— start MATERIAL PROVIDED —

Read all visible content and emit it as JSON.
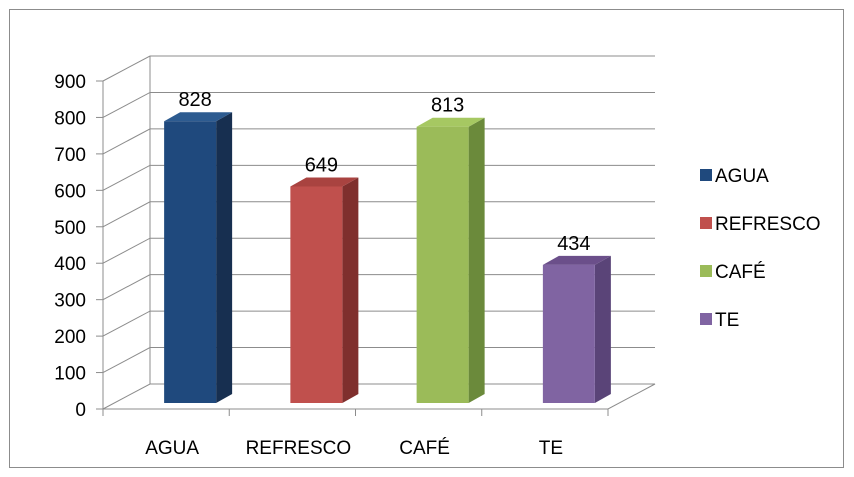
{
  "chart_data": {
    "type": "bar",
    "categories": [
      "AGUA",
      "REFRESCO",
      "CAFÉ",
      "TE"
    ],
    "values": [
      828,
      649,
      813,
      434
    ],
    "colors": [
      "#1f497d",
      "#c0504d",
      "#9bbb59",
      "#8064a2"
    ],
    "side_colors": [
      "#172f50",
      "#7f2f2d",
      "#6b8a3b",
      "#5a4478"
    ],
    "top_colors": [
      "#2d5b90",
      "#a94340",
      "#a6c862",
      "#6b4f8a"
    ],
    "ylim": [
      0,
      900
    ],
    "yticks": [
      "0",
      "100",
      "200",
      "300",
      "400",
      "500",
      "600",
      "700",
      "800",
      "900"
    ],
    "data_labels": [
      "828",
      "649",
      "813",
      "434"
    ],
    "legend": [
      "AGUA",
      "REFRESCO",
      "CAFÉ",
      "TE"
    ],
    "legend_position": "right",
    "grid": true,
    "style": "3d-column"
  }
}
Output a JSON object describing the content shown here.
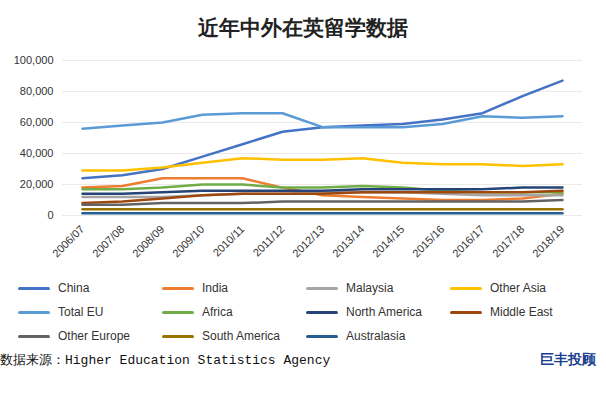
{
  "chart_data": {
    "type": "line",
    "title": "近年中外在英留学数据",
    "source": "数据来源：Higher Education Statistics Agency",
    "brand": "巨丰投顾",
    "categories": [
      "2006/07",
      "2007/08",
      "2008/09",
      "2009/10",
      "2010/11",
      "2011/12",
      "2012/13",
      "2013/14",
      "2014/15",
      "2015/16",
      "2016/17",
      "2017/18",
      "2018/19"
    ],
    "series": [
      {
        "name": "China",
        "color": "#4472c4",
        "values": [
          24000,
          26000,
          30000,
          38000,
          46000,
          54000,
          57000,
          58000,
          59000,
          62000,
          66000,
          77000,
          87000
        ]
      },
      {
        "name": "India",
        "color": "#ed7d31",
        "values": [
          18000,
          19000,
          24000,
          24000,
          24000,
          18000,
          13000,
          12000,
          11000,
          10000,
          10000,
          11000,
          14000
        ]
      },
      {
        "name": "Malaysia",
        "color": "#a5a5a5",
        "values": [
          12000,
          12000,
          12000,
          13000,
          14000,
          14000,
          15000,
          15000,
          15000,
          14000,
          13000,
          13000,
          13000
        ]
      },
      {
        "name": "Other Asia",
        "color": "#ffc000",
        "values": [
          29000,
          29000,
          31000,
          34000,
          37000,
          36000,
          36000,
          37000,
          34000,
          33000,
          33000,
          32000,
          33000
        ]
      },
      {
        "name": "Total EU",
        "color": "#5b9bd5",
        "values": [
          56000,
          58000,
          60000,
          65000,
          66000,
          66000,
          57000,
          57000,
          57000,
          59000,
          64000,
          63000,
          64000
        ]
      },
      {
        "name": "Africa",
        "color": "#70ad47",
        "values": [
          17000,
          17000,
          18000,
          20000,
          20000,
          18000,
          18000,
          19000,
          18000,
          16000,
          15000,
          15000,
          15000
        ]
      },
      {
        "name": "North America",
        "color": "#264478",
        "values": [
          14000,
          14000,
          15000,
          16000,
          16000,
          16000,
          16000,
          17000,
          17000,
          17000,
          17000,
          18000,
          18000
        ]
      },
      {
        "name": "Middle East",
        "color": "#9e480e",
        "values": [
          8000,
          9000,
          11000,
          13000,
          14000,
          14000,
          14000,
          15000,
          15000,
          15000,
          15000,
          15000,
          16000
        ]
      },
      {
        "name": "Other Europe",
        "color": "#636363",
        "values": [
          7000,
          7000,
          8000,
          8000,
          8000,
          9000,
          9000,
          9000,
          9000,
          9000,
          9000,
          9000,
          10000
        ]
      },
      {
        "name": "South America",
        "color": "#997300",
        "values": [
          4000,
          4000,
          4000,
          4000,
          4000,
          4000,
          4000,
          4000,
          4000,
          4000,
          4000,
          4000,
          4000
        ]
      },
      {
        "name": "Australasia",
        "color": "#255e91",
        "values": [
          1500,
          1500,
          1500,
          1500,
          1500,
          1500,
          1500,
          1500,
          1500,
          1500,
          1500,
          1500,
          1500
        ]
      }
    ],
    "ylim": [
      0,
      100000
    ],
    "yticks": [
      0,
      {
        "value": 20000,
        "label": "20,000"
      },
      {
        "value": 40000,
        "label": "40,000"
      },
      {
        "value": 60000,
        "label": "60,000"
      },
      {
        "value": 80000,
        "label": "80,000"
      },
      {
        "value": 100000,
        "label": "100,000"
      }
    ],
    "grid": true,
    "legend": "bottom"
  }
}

— end MATERIAL PROVIDED —

[WORK REQUIRED]
Except for the pictures, copy the material above exactly.

[SOLUTION BELOW]
Read all visible content and emit it as JSON.
{
  "chart_data": {
    "type": "bar",
    "categories": [
      "AGUA",
      "REFRESCO",
      "CAFÉ",
      "TE"
    ],
    "values": [
      828,
      649,
      813,
      434
    ],
    "colors": [
      "#1f497d",
      "#c0504d",
      "#9bbb59",
      "#8064a2"
    ],
    "side_colors": [
      "#172f50",
      "#7f2f2d",
      "#6b8a3b",
      "#5a4478"
    ],
    "top_colors": [
      "#2d5b90",
      "#a94340",
      "#a6c862",
      "#6b4f8a"
    ],
    "ylim": [
      0,
      900
    ],
    "yticks": [
      "0",
      "100",
      "200",
      "300",
      "400",
      "500",
      "600",
      "700",
      "800",
      "900"
    ],
    "data_labels": [
      "828",
      "649",
      "813",
      "434"
    ],
    "legend": [
      "AGUA",
      "REFRESCO",
      "CAFÉ",
      "TE"
    ],
    "legend_position": "right",
    "grid": true,
    "style": "3d-column"
  }
}
Output a JSON object describing the content shown here.
{
  "chart_data": {
    "type": "line",
    "title": "近年中外在英留学数据",
    "source": "数据来源：Higher Education Statistics Agency",
    "brand": "巨丰投顾",
    "categories": [
      "2006/07",
      "2007/08",
      "2008/09",
      "2009/10",
      "2010/11",
      "2011/12",
      "2012/13",
      "2013/14",
      "2014/15",
      "2015/16",
      "2016/17",
      "2017/18",
      "2018/19"
    ],
    "series": [
      {
        "name": "China",
        "color": "#4472c4",
        "values": [
          24000,
          26000,
          30000,
          38000,
          46000,
          54000,
          57000,
          58000,
          59000,
          62000,
          66000,
          77000,
          87000
        ]
      },
      {
        "name": "India",
        "color": "#ed7d31",
        "values": [
          18000,
          19000,
          24000,
          24000,
          24000,
          18000,
          13000,
          12000,
          11000,
          10000,
          10000,
          11000,
          14000
        ]
      },
      {
        "name": "Malaysia",
        "color": "#a5a5a5",
        "values": [
          12000,
          12000,
          12000,
          13000,
          14000,
          14000,
          15000,
          15000,
          15000,
          14000,
          13000,
          13000,
          13000
        ]
      },
      {
        "name": "Other Asia",
        "color": "#ffc000",
        "values": [
          29000,
          29000,
          31000,
          34000,
          37000,
          36000,
          36000,
          37000,
          34000,
          33000,
          33000,
          32000,
          33000
        ]
      },
      {
        "name": "Total EU",
        "color": "#5b9bd5",
        "values": [
          56000,
          58000,
          60000,
          65000,
          66000,
          66000,
          57000,
          57000,
          57000,
          59000,
          64000,
          63000,
          64000
        ]
      },
      {
        "name": "Africa",
        "color": "#70ad47",
        "values": [
          17000,
          17000,
          18000,
          20000,
          20000,
          18000,
          18000,
          19000,
          18000,
          16000,
          15000,
          15000,
          15000
        ]
      },
      {
        "name": "North America",
        "color": "#264478",
        "values": [
          14000,
          14000,
          15000,
          16000,
          16000,
          16000,
          16000,
          17000,
          17000,
          17000,
          17000,
          18000,
          18000
        ]
      },
      {
        "name": "Middle East",
        "color": "#9e480e",
        "values": [
          8000,
          9000,
          11000,
          13000,
          14000,
          14000,
          14000,
          15000,
          15000,
          15000,
          15000,
          15000,
          16000
        ]
      },
      {
        "name": "Other Europe",
        "color": "#636363",
        "values": [
          7000,
          7000,
          8000,
          8000,
          8000,
          9000,
          9000,
          9000,
          9000,
          9000,
          9000,
          9000,
          10000
        ]
      },
      {
        "name": "South America",
        "color": "#997300",
        "values": [
          4000,
          4000,
          4000,
          4000,
          4000,
          4000,
          4000,
          4000,
          4000,
          4000,
          4000,
          4000,
          4000
        ]
      },
      {
        "name": "Australasia",
        "color": "#255e91",
        "values": [
          1500,
          1500,
          1500,
          1500,
          1500,
          1500,
          1500,
          1500,
          1500,
          1500,
          1500,
          1500,
          1500
        ]
      }
    ],
    "ylim": [
      0,
      100000
    ],
    "yticks": [
      0,
      {
        "value": 20000,
        "label": "20,000"
      },
      {
        "value": 40000,
        "label": "40,000"
      },
      {
        "value": 60000,
        "label": "60,000"
      },
      {
        "value": 80000,
        "label": "80,000"
      },
      {
        "value": 100000,
        "label": "100,000"
      }
    ],
    "grid": true,
    "legend": "bottom"
  }
}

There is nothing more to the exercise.